*THE EXERCISE*: Under this task are some entries; return every one of them exactly.

[Dataset entries]
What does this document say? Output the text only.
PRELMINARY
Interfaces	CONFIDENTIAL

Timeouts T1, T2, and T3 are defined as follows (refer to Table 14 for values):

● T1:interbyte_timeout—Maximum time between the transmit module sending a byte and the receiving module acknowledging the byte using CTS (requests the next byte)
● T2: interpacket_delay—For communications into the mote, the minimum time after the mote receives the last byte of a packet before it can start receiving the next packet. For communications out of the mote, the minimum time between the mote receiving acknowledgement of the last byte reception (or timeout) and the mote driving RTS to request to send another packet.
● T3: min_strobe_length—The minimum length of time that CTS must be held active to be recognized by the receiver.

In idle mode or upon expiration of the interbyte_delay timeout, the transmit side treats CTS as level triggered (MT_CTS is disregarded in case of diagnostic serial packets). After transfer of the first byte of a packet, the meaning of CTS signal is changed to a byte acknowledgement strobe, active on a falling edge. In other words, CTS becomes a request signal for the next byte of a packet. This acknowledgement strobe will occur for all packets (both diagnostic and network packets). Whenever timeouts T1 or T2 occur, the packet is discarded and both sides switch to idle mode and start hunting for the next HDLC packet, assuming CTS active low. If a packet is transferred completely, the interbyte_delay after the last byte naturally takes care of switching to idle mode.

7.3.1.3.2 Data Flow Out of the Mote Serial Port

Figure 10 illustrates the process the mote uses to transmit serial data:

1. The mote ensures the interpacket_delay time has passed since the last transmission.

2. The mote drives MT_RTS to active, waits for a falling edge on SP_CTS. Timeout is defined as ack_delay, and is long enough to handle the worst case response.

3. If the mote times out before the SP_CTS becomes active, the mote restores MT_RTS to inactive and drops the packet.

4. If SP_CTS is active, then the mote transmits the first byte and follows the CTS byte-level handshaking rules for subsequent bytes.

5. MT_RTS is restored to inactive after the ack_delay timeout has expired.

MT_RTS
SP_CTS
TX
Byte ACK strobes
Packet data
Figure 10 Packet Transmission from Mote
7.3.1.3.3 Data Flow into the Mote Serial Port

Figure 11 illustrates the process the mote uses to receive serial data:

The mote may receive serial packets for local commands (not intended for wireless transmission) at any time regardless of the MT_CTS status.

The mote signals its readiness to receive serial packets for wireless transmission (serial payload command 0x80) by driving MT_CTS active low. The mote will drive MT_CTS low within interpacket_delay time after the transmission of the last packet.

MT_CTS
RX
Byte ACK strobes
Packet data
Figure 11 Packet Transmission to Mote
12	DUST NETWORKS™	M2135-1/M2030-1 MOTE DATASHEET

*THE RESULT*:
What does this document say? Output the text only.
PRELMINARY
Interfaces	CONFIDENTIAL

Timeouts T1, T2, and T3 are defined as follows (refer to Table 14 for values):

● T1:interbyte_timeout—Maximum time between the transmit module sending a byte and the receiving module acknowledging the byte using CTS (requests the next byte)
● T2: interpacket_delay—For communications into the mote, the minimum time after the mote receives the last byte of a packet before it can start receiving the next packet. For communications out of the mote, the minimum time between the mote receiving acknowledgement of the last byte reception (or timeout) and the mote driving RTS to request to send another packet.
● T3: min_strobe_length—The minimum length of time that CTS must be held active to be recognized by the receiver.

In idle mode or upon expiration of the interbyte_delay timeout, the transmit side treats CTS as level triggered (MT_CTS is disregarded in case of diagnostic serial packets). After transfer of the first byte of a packet, the meaning of CTS signal is changed to a byte acknowledgement strobe, active on a falling edge. In other words, CTS becomes a request signal for the next byte of a packet. This acknowledgement strobe will occur for all packets (both diagnostic and network packets). Whenever timeouts T1 or T2 occur, the packet is discarded and both sides switch to idle mode and start hunting for the next HDLC packet, assuming CTS active low. If a packet is transferred completely, the interbyte_delay after the last byte naturally takes care of switching to idle mode.

7.3.1.3.2 Data Flow Out of the Mote Serial Port

Figure 10 illustrates the process the mote uses to transmit serial data:

1. The mote ensures the interpacket_delay time has passed since the last transmission.

2. The mote drives MT_RTS to active, waits for a falling edge on SP_CTS. Timeout is defined as ack_delay, and is long enough to handle the worst case response.

3. If the mote times out before the SP_CTS becomes active, the mote restores MT_RTS to inactive and drops the packet.

4. If SP_CTS is active, then the mote transmits the first byte and follows the CTS byte-level handshaking rules for subsequent bytes.

5. MT_RTS is restored to inactive after the ack_delay timeout has expired.

MT_RTS
SP_CTS
TX
Byte ACK strobes
Packet data
Figure 10 Packet Transmission from Mote
7.3.1.3.3 Data Flow into the Mote Serial Port

Figure 11 illustrates the process the mote uses to receive serial data:

The mote may receive serial packets for local commands (not intended for wireless transmission) at any time regardless of the MT_CTS status.

The mote signals its readiness to receive serial packets for wireless transmission (serial payload command 0x80) by driving MT_CTS active low. The mote will drive MT_CTS low within interpacket_delay time after the transmission of the last packet.

MT_CTS
RX
Byte ACK strobes
Packet data
Figure 11 Packet Transmission to Mote
12	DUST NETWORKS™	M2135-1/M2030-1 MOTE DATASHEET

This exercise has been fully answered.